>> Begin RECORDS FOR THE TASK

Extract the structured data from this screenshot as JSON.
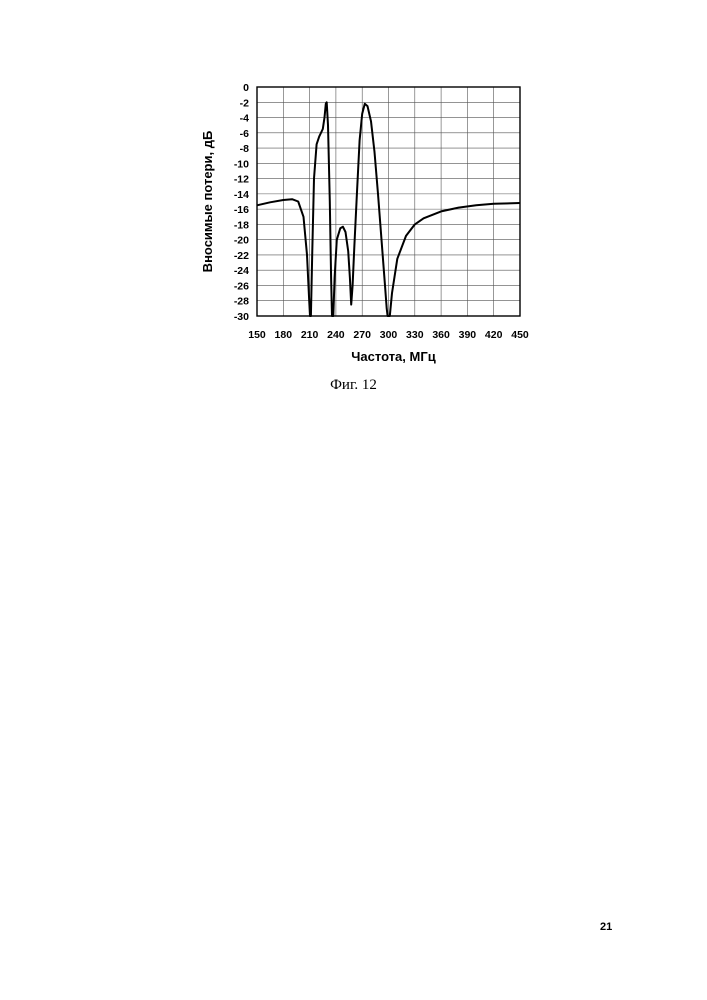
{
  "figure": {
    "caption": "Фиг. 12"
  },
  "page": {
    "number": "21"
  },
  "chart_data": {
    "type": "line",
    "xlabel": "Частота, МГц",
    "ylabel": "Вносимые потери, дБ",
    "xlim": [
      150,
      450
    ],
    "ylim": [
      -30,
      0
    ],
    "x_ticks": [
      150,
      180,
      210,
      240,
      270,
      300,
      330,
      360,
      390,
      420,
      450
    ],
    "y_ticks": [
      0,
      -2,
      -4,
      -6,
      -8,
      -10,
      -12,
      -14,
      -16,
      -18,
      -20,
      -22,
      -24,
      -26,
      -28,
      -30
    ],
    "grid": true,
    "series": [
      {
        "color": "#000000",
        "points": [
          [
            150,
            -15.5
          ],
          [
            165,
            -15.1
          ],
          [
            180,
            -14.8
          ],
          [
            190,
            -14.7
          ],
          [
            197,
            -15.0
          ],
          [
            203,
            -17.0
          ],
          [
            207,
            -22.0
          ],
          [
            209.5,
            -28.0
          ],
          [
            210.5,
            -30.0
          ],
          [
            211.5,
            -30.0
          ],
          [
            213,
            -22.0
          ],
          [
            215,
            -12.0
          ],
          [
            218,
            -7.5
          ],
          [
            221,
            -6.5
          ],
          [
            225,
            -5.5
          ],
          [
            227,
            -4.0
          ],
          [
            228.5,
            -2.2
          ],
          [
            229.5,
            -2.0
          ],
          [
            231,
            -5.0
          ],
          [
            233,
            -15.0
          ],
          [
            234.5,
            -25.0
          ],
          [
            235.5,
            -30.0
          ],
          [
            237,
            -30.0
          ],
          [
            238.5,
            -25.0
          ],
          [
            241,
            -20.0
          ],
          [
            245,
            -18.5
          ],
          [
            248,
            -18.3
          ],
          [
            251,
            -19.0
          ],
          [
            254,
            -21.5
          ],
          [
            256,
            -25.0
          ],
          [
            257.5,
            -28.5
          ],
          [
            259,
            -26.0
          ],
          [
            261,
            -21.0
          ],
          [
            264,
            -14.0
          ],
          [
            267,
            -7.0
          ],
          [
            270,
            -3.5
          ],
          [
            273,
            -2.2
          ],
          [
            276,
            -2.5
          ],
          [
            280,
            -4.5
          ],
          [
            284,
            -8.5
          ],
          [
            288,
            -14.0
          ],
          [
            292,
            -20.0
          ],
          [
            296,
            -26.0
          ],
          [
            298,
            -29.0
          ],
          [
            299,
            -30.0
          ],
          [
            301.5,
            -30.0
          ],
          [
            304,
            -27.0
          ],
          [
            310,
            -22.5
          ],
          [
            320,
            -19.5
          ],
          [
            330,
            -18.0
          ],
          [
            340,
            -17.2
          ],
          [
            360,
            -16.3
          ],
          [
            380,
            -15.8
          ],
          [
            400,
            -15.5
          ],
          [
            420,
            -15.3
          ],
          [
            450,
            -15.2
          ]
        ]
      }
    ]
  }
}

>> End RECORDS FOR THE TASK

▶ GIVEN EXERCISE: Restate the records above in full, word for word. Keep pictures out.

▶ REPLY TO THE EXERCISE:
Extract the structured data from this screenshot as JSON.
{
  "figure": {
    "caption": "Фиг. 12"
  },
  "page": {
    "number": "21"
  },
  "chart_data": {
    "type": "line",
    "xlabel": "Частота, МГц",
    "ylabel": "Вносимые потери, дБ",
    "xlim": [
      150,
      450
    ],
    "ylim": [
      -30,
      0
    ],
    "x_ticks": [
      150,
      180,
      210,
      240,
      270,
      300,
      330,
      360,
      390,
      420,
      450
    ],
    "y_ticks": [
      0,
      -2,
      -4,
      -6,
      -8,
      -10,
      -12,
      -14,
      -16,
      -18,
      -20,
      -22,
      -24,
      -26,
      -28,
      -30
    ],
    "grid": true,
    "series": [
      {
        "color": "#000000",
        "points": [
          [
            150,
            -15.5
          ],
          [
            165,
            -15.1
          ],
          [
            180,
            -14.8
          ],
          [
            190,
            -14.7
          ],
          [
            197,
            -15.0
          ],
          [
            203,
            -17.0
          ],
          [
            207,
            -22.0
          ],
          [
            209.5,
            -28.0
          ],
          [
            210.5,
            -30.0
          ],
          [
            211.5,
            -30.0
          ],
          [
            213,
            -22.0
          ],
          [
            215,
            -12.0
          ],
          [
            218,
            -7.5
          ],
          [
            221,
            -6.5
          ],
          [
            225,
            -5.5
          ],
          [
            227,
            -4.0
          ],
          [
            228.5,
            -2.2
          ],
          [
            229.5,
            -2.0
          ],
          [
            231,
            -5.0
          ],
          [
            233,
            -15.0
          ],
          [
            234.5,
            -25.0
          ],
          [
            235.5,
            -30.0
          ],
          [
            237,
            -30.0
          ],
          [
            238.5,
            -25.0
          ],
          [
            241,
            -20.0
          ],
          [
            245,
            -18.5
          ],
          [
            248,
            -18.3
          ],
          [
            251,
            -19.0
          ],
          [
            254,
            -21.5
          ],
          [
            256,
            -25.0
          ],
          [
            257.5,
            -28.5
          ],
          [
            259,
            -26.0
          ],
          [
            261,
            -21.0
          ],
          [
            264,
            -14.0
          ],
          [
            267,
            -7.0
          ],
          [
            270,
            -3.5
          ],
          [
            273,
            -2.2
          ],
          [
            276,
            -2.5
          ],
          [
            280,
            -4.5
          ],
          [
            284,
            -8.5
          ],
          [
            288,
            -14.0
          ],
          [
            292,
            -20.0
          ],
          [
            296,
            -26.0
          ],
          [
            298,
            -29.0
          ],
          [
            299,
            -30.0
          ],
          [
            301.5,
            -30.0
          ],
          [
            304,
            -27.0
          ],
          [
            310,
            -22.5
          ],
          [
            320,
            -19.5
          ],
          [
            330,
            -18.0
          ],
          [
            340,
            -17.2
          ],
          [
            360,
            -16.3
          ],
          [
            380,
            -15.8
          ],
          [
            400,
            -15.5
          ],
          [
            420,
            -15.3
          ],
          [
            450,
            -15.2
          ]
        ]
      }
    ]
  }
}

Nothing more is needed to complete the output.